----- SUPPLIED INFORMATION

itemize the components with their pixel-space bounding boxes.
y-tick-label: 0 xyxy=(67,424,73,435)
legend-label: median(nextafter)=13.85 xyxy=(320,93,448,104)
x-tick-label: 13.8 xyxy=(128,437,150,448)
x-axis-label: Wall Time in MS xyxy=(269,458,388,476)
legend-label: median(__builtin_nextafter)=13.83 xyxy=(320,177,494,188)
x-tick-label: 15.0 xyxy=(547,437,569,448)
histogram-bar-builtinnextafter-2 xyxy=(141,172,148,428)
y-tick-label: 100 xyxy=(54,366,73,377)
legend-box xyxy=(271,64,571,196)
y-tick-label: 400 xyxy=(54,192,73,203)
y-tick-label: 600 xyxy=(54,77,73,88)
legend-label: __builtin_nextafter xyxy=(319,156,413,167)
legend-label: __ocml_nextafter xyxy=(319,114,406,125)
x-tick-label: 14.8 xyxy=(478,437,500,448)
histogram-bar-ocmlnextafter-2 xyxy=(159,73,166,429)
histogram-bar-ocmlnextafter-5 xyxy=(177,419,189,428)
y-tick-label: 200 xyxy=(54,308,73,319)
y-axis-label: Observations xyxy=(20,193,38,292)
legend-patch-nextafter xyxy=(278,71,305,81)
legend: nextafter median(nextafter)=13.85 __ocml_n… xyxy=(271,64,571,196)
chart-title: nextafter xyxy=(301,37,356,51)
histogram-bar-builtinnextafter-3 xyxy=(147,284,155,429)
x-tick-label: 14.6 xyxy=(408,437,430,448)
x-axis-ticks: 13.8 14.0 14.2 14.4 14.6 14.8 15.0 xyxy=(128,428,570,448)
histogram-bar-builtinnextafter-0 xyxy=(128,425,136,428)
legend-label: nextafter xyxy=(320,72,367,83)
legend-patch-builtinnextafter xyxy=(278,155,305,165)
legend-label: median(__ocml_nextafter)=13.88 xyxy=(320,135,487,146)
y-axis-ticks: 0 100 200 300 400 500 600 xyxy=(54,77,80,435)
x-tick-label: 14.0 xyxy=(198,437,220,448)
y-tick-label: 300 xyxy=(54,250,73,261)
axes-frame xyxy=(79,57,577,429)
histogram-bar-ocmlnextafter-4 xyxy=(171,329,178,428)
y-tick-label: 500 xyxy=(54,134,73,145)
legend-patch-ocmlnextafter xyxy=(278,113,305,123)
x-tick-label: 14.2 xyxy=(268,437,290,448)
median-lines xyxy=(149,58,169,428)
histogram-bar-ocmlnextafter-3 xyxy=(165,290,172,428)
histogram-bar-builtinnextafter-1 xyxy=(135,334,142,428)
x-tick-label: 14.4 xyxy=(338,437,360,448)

----------

**WHAT IS REQUIRED:** Change "y-tick-label" to "y-axis-tick" wherever it occurs in the entries above, and reproduce every line with nothing else altered.

**OUTPUT FOR THIS TASK:**
itemize the components with their pixel-space bounding boxes.
y-axis-tick: 0 xyxy=(67,424,73,435)
legend-label: median(nextafter)=13.85 xyxy=(320,93,448,104)
x-tick-label: 13.8 xyxy=(128,437,150,448)
x-axis-label: Wall Time in MS xyxy=(269,458,388,476)
legend-label: median(__builtin_nextafter)=13.83 xyxy=(320,177,494,188)
x-tick-label: 15.0 xyxy=(547,437,569,448)
histogram-bar-builtinnextafter-2 xyxy=(141,172,148,428)
y-axis-tick: 100 xyxy=(54,366,73,377)
legend-box xyxy=(271,64,571,196)
y-axis-tick: 400 xyxy=(54,192,73,203)
y-axis-tick: 600 xyxy=(54,77,73,88)
legend-label: __builtin_nextafter xyxy=(319,156,413,167)
legend-label: __ocml_nextafter xyxy=(319,114,406,125)
x-tick-label: 14.8 xyxy=(478,437,500,448)
histogram-bar-ocmlnextafter-2 xyxy=(159,73,166,429)
histogram-bar-ocmlnextafter-5 xyxy=(177,419,189,428)
y-axis-tick: 200 xyxy=(54,308,73,319)
y-axis-label: Observations xyxy=(20,193,38,292)
legend-patch-nextafter xyxy=(278,71,305,81)
legend: nextafter median(nextafter)=13.85 __ocml_n… xyxy=(271,64,571,196)
chart-title: nextafter xyxy=(301,37,356,51)
histogram-bar-builtinnextafter-3 xyxy=(147,284,155,429)
x-tick-label: 14.6 xyxy=(408,437,430,448)
x-axis-ticks: 13.8 14.0 14.2 14.4 14.6 14.8 15.0 xyxy=(128,428,570,448)
histogram-bar-builtinnextafter-0 xyxy=(128,425,136,428)
legend-label: nextafter xyxy=(320,72,367,83)
legend-patch-builtinnextafter xyxy=(278,155,305,165)
legend-label: median(__ocml_nextafter)=13.88 xyxy=(320,135,487,146)
y-axis-ticks: 0 100 200 300 400 500 600 xyxy=(54,77,80,435)
x-tick-label: 14.0 xyxy=(198,437,220,448)
y-axis-tick: 300 xyxy=(54,250,73,261)
axes-frame xyxy=(79,57,577,429)
histogram-bar-ocmlnextafter-4 xyxy=(171,329,178,428)
y-axis-tick: 500 xyxy=(54,134,73,145)
legend-patch-ocmlnextafter xyxy=(278,113,305,123)
x-tick-label: 14.2 xyxy=(268,437,290,448)
median-lines xyxy=(149,58,169,428)
histogram-bar-ocmlnextafter-3 xyxy=(165,290,172,428)
histogram-bar-builtinnextafter-1 xyxy=(135,334,142,428)
x-tick-label: 14.4 xyxy=(338,437,360,448)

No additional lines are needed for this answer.